▶ Given request: Print the listing as it stands, omitting all images.

** Start **

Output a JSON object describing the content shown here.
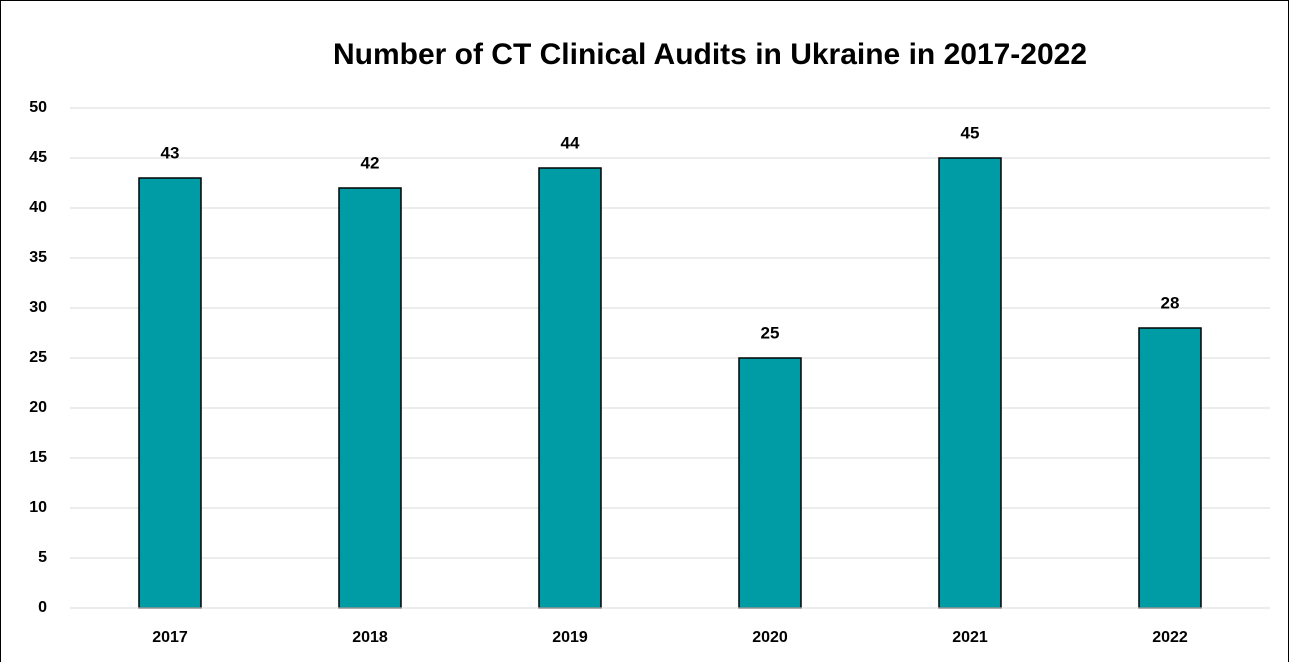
{
  "chart_data": {
    "type": "bar",
    "title": "Number of CT Clinical Audits in Ukraine in 2017-2022",
    "categories": [
      "2017",
      "2018",
      "2019",
      "2020",
      "2021",
      "2022"
    ],
    "values": [
      43,
      42,
      44,
      25,
      45,
      28
    ],
    "color": "#009ca6",
    "ylim": [
      0,
      50
    ],
    "yticks": [
      0,
      5,
      10,
      15,
      20,
      25,
      30,
      35,
      40,
      45,
      50
    ],
    "grid": true
  }
}
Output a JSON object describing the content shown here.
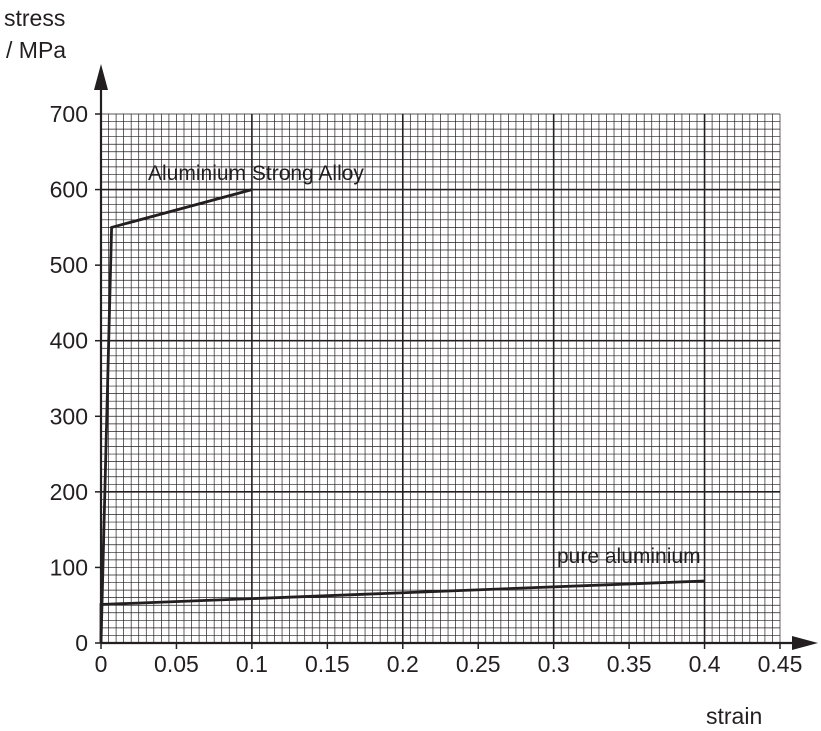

** End **

▶ Exercise answer:
Output a JSON object describing the content shown here.
{
  "chart_data": {
    "type": "bar",
    "title": "Number of CT Clinical Audits in Ukraine in 2017-2022",
    "categories": [
      "2017",
      "2018",
      "2019",
      "2020",
      "2021",
      "2022"
    ],
    "values": [
      43,
      42,
      44,
      25,
      45,
      28
    ],
    "color": "#009ca6",
    "ylim": [
      0,
      50
    ],
    "yticks": [
      0,
      5,
      10,
      15,
      20,
      25,
      30,
      35,
      40,
      45,
      50
    ],
    "grid": true
  }
}
Output a JSON object describing the content shown here.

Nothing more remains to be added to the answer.